- [Exercise brief]:
Wherever the string "этоса" shows up in a line, count that line. Give the total alone.

[Stored records]
## Start

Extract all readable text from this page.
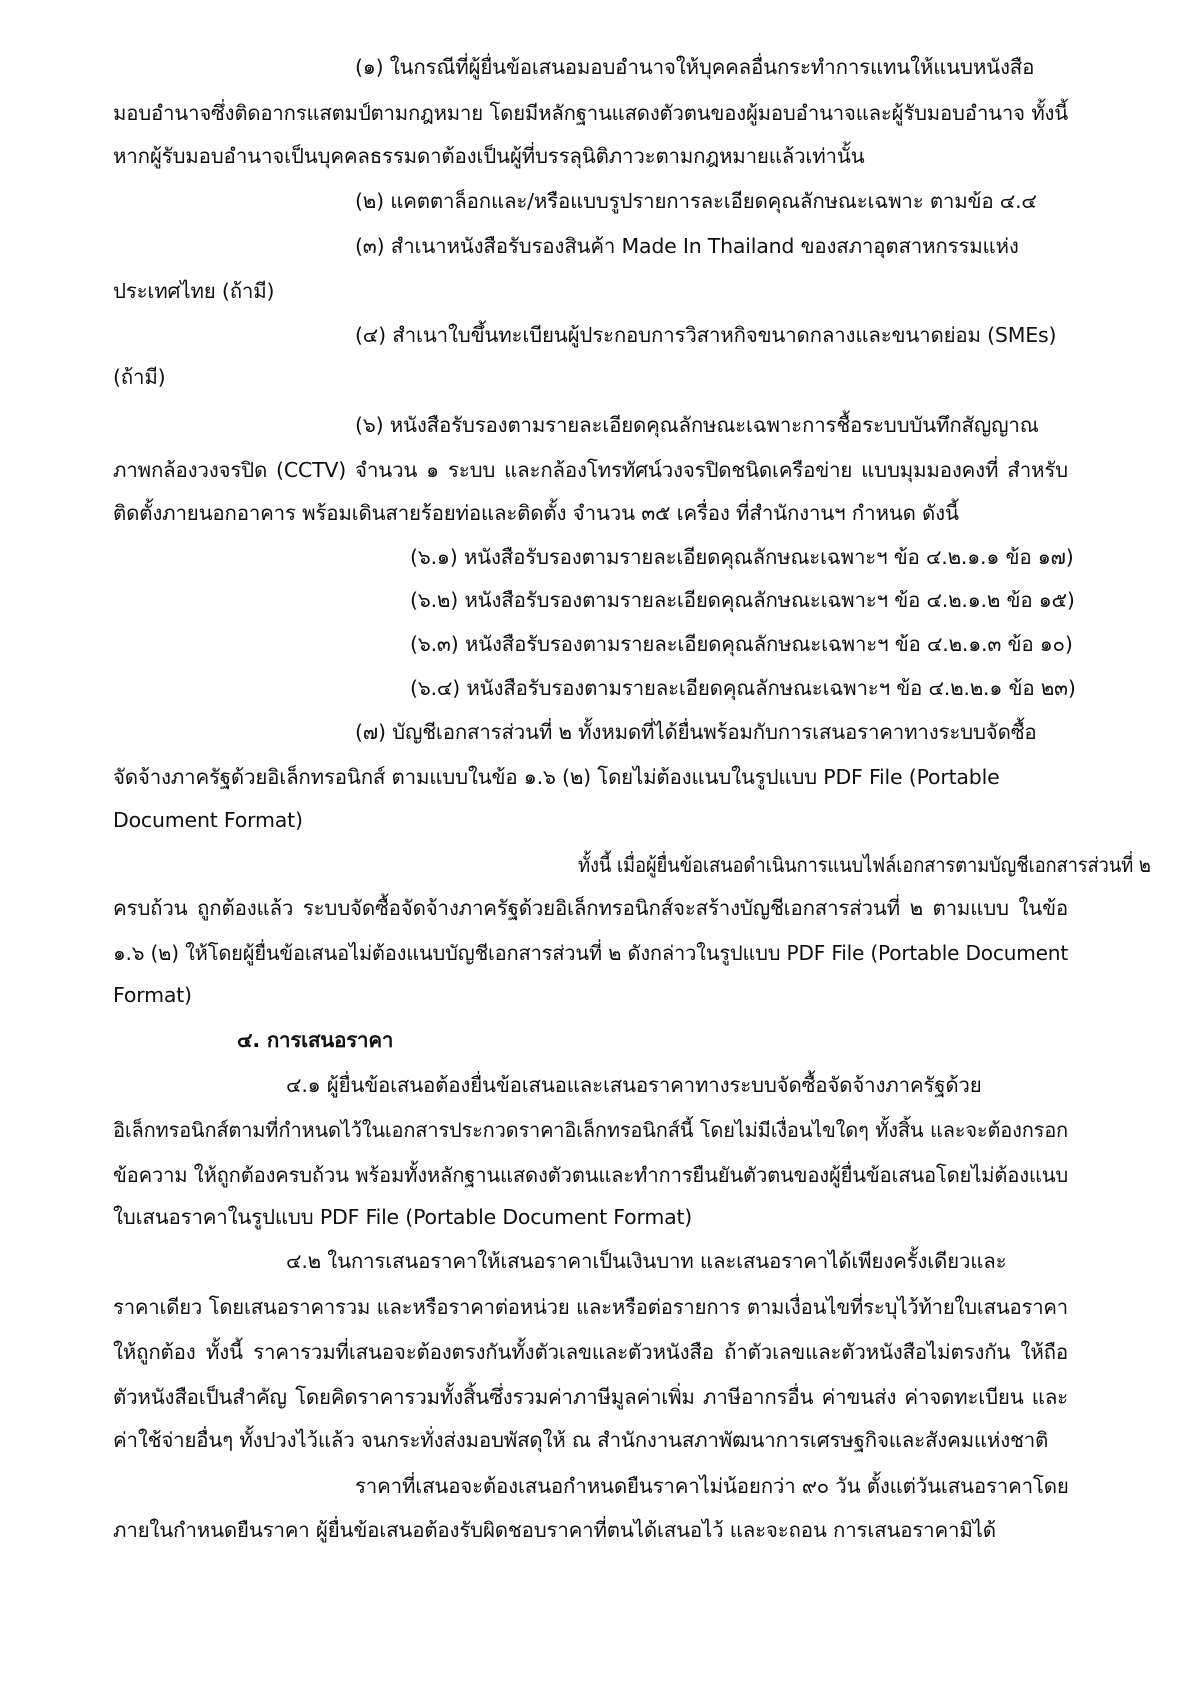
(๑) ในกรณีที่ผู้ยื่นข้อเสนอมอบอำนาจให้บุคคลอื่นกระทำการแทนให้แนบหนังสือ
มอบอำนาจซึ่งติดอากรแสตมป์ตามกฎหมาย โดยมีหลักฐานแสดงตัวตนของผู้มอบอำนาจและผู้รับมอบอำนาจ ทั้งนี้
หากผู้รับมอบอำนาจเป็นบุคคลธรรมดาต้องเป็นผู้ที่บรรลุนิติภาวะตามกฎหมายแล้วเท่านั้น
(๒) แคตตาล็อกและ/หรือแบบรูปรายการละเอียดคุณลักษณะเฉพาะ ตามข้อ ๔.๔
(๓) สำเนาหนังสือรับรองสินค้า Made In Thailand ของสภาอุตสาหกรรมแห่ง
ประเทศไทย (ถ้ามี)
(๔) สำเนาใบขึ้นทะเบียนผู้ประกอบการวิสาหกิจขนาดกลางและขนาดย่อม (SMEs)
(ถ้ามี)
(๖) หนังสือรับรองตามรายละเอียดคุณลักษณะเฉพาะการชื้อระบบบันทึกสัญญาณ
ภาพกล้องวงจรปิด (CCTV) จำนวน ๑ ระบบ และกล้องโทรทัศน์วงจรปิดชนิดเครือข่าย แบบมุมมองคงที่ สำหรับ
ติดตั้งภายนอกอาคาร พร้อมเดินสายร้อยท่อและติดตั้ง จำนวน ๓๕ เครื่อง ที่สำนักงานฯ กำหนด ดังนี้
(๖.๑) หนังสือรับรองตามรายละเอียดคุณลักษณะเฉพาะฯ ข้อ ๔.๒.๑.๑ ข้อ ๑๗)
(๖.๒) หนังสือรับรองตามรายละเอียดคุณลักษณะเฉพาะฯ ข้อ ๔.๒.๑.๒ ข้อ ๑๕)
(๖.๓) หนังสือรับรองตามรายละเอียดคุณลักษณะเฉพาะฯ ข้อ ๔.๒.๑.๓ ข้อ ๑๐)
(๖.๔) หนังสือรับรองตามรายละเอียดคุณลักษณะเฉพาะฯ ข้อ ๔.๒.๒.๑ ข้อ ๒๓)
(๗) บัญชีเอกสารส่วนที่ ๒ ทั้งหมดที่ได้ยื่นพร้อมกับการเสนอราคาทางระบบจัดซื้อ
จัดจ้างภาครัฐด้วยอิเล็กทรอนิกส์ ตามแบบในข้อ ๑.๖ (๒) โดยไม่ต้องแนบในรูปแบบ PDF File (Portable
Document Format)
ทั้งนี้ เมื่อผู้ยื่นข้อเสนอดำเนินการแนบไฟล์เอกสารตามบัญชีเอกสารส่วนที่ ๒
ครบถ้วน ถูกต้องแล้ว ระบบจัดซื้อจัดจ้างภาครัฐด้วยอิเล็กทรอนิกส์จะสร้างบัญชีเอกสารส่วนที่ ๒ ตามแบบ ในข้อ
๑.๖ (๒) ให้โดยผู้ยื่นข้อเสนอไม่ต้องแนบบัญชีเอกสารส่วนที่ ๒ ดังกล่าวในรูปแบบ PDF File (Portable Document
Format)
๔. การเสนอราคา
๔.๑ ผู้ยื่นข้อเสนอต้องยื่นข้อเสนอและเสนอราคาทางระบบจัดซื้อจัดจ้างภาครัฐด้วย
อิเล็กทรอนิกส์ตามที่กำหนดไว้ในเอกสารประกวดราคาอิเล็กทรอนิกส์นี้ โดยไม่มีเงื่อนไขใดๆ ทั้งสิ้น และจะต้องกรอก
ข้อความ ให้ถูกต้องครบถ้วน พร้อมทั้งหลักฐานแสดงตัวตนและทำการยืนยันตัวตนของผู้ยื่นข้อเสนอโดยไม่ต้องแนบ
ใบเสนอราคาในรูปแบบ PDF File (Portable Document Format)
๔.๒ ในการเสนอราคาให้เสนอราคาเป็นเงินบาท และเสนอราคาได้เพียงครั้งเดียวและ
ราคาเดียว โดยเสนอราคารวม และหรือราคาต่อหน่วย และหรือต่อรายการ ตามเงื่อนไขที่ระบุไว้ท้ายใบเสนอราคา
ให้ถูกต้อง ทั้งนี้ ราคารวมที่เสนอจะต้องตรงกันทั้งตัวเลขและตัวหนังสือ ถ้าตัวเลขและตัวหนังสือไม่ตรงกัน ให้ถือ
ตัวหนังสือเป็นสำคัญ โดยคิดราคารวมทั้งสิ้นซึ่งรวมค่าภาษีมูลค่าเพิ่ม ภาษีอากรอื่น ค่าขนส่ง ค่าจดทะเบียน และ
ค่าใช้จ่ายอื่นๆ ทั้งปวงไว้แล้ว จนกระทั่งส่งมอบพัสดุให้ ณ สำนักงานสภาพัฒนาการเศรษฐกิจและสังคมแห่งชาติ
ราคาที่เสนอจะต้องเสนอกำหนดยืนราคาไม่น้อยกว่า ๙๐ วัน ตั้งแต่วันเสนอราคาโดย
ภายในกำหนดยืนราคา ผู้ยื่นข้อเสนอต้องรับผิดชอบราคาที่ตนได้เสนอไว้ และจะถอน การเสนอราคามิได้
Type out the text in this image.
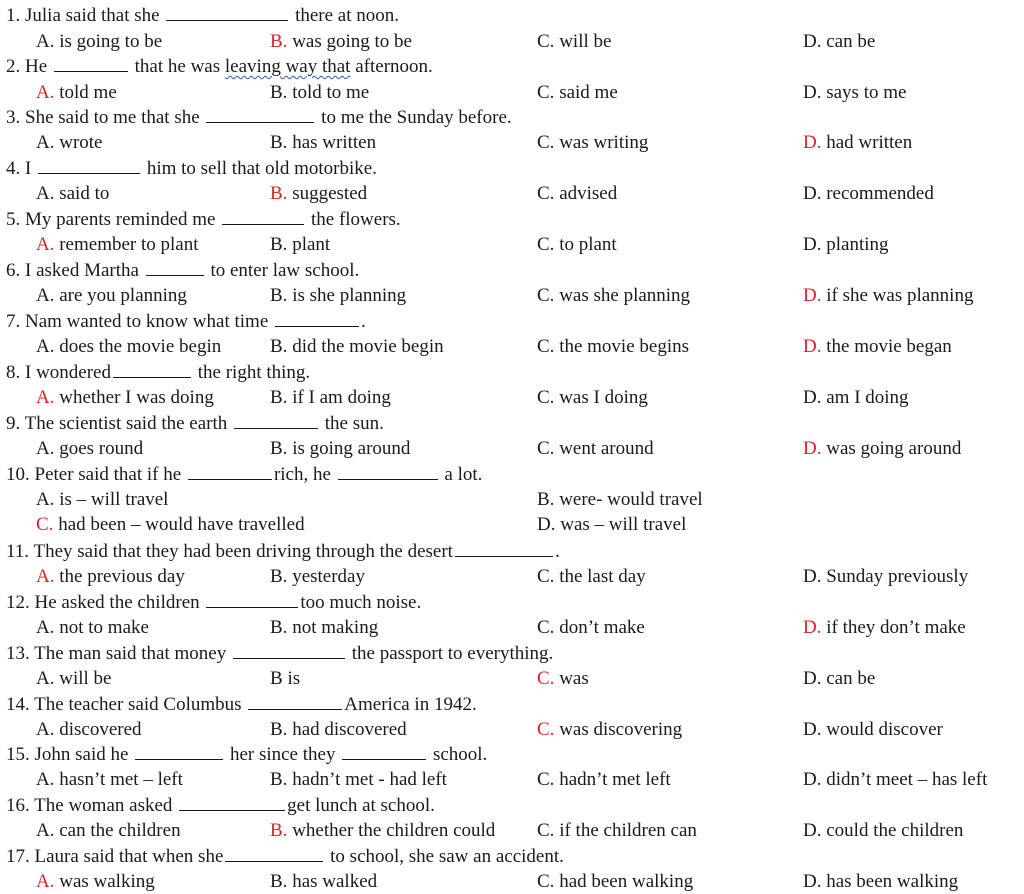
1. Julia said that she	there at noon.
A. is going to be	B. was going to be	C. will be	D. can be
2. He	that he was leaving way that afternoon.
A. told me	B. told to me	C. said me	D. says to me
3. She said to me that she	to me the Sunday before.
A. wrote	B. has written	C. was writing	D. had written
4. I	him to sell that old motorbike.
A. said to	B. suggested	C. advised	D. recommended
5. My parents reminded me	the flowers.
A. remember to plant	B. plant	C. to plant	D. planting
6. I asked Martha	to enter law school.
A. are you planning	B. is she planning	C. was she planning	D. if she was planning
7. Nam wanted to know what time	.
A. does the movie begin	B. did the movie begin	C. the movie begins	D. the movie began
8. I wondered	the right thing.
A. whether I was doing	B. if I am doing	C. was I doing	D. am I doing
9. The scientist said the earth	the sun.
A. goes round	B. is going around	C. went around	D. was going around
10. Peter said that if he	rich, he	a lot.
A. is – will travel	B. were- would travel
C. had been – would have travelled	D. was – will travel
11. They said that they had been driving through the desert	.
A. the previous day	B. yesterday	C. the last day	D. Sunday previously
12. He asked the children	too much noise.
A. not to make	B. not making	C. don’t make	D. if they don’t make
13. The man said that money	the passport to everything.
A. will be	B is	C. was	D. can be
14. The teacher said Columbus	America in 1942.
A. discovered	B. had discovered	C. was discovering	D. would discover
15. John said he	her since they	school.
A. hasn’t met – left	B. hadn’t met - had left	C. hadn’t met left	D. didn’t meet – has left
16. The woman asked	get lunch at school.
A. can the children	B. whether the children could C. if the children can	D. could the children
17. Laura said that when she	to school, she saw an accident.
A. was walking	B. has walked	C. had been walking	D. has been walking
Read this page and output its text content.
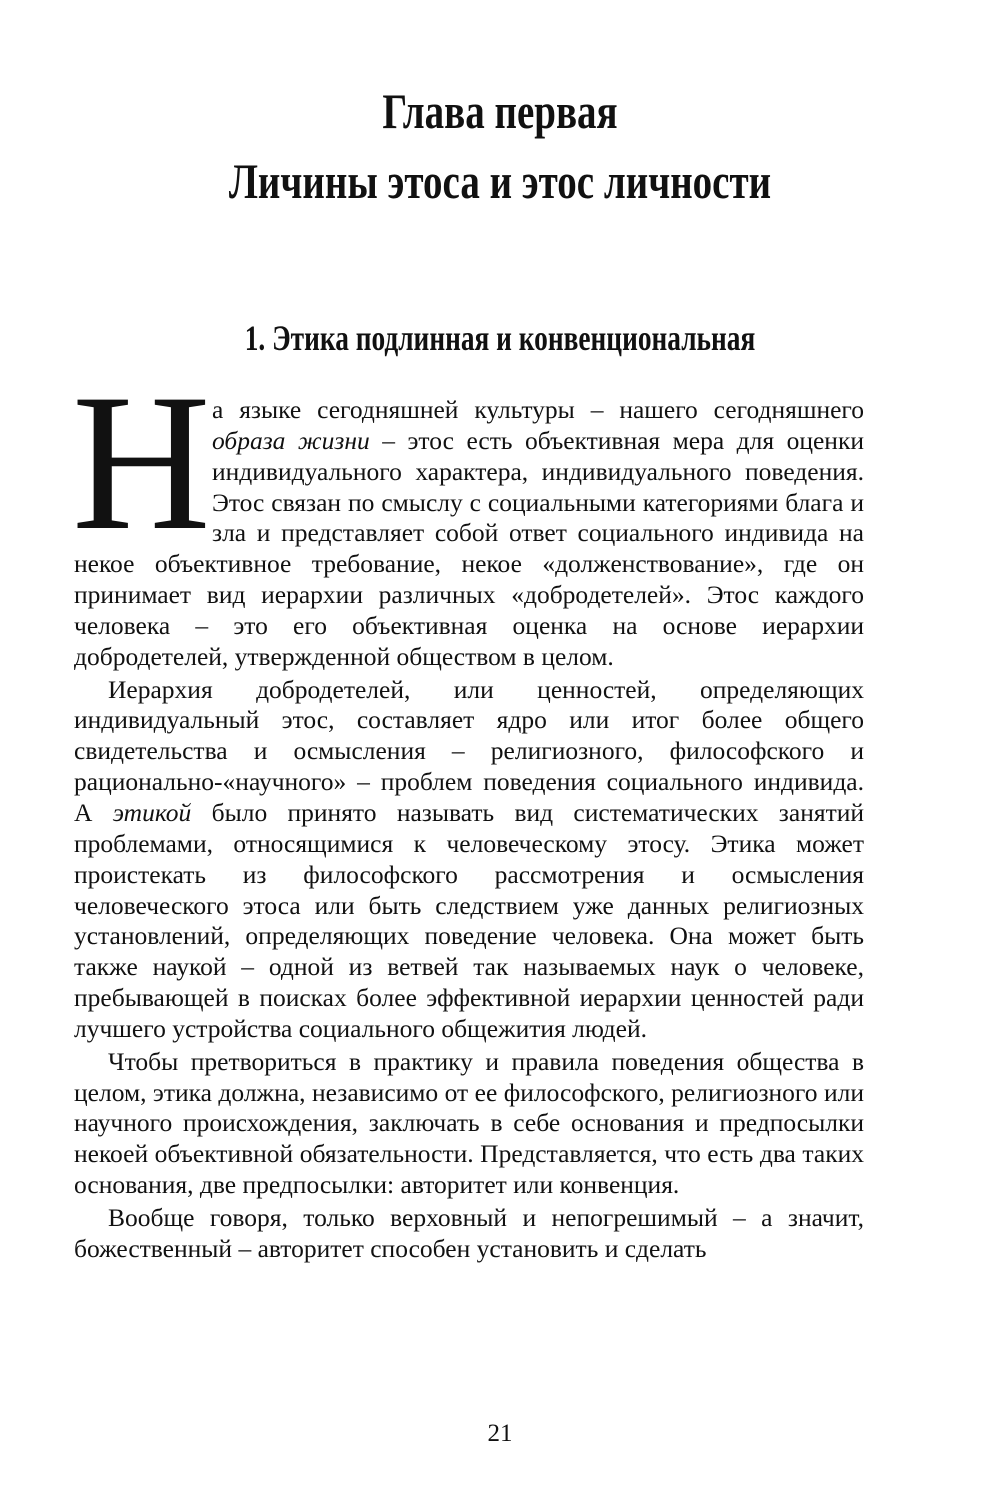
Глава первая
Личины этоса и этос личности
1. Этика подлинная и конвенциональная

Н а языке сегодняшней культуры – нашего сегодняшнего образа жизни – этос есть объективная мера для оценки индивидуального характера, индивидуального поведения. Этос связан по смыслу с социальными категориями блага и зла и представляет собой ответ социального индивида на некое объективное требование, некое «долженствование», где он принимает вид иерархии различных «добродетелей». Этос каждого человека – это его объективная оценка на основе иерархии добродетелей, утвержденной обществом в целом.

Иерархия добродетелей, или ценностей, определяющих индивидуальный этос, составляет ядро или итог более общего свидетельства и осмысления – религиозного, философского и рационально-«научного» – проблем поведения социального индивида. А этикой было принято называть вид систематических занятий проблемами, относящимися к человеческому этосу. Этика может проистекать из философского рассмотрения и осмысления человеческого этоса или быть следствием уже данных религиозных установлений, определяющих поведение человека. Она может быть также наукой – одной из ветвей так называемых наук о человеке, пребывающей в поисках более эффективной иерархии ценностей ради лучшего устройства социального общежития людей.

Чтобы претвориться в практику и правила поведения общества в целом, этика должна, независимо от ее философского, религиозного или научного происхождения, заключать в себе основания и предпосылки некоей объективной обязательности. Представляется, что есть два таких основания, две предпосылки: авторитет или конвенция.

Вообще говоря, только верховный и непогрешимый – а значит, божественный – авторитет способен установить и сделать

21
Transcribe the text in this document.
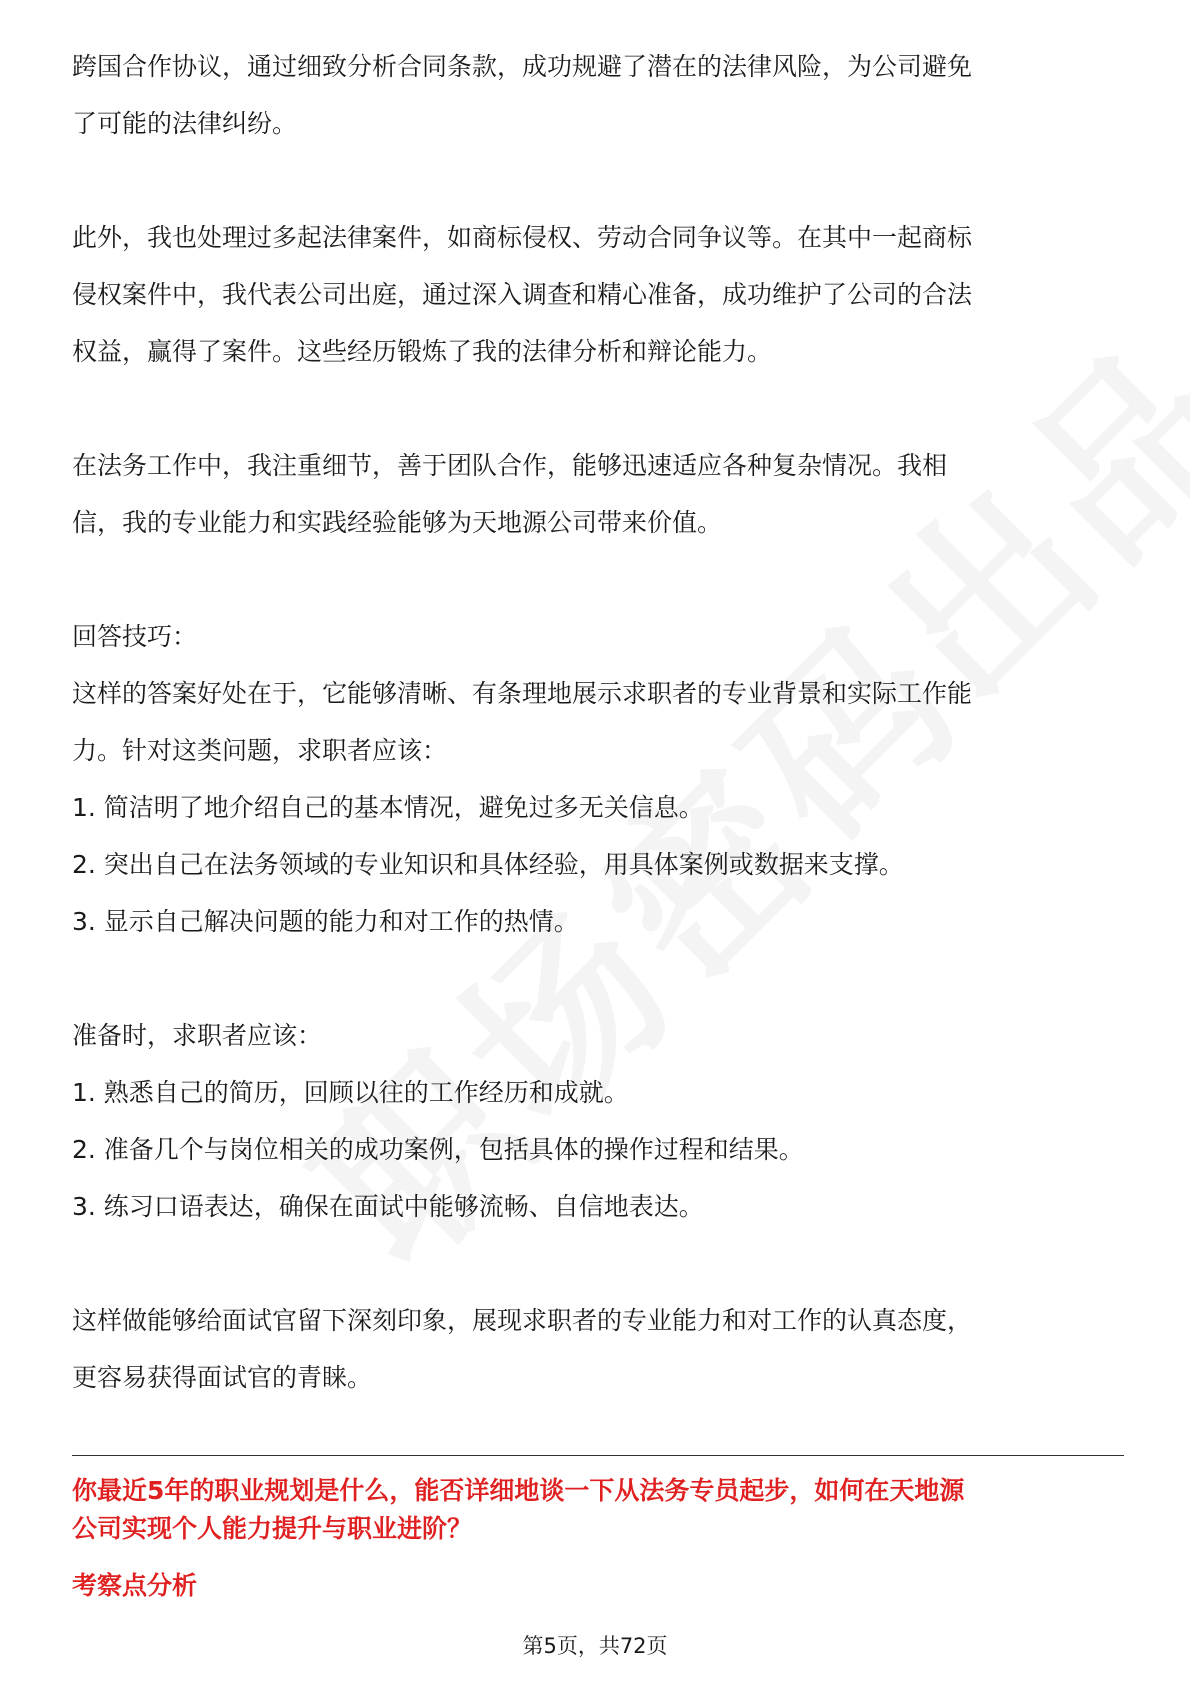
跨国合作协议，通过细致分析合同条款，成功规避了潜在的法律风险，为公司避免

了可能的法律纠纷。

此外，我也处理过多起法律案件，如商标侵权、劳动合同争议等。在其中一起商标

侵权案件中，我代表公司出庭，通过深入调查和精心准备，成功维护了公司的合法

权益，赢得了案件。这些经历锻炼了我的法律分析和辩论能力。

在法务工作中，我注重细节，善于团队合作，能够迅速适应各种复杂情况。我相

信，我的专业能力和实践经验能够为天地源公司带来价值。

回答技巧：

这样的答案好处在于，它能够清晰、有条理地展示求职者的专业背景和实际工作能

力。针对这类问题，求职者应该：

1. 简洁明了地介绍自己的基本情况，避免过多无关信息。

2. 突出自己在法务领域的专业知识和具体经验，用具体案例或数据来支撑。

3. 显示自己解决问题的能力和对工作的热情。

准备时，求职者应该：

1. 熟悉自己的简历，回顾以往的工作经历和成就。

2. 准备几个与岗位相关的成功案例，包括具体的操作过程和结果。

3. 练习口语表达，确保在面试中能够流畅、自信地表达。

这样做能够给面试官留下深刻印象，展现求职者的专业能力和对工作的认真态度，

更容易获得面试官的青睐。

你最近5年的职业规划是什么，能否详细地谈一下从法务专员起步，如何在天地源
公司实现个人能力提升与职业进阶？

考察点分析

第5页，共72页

## End

- [Correct output]:
2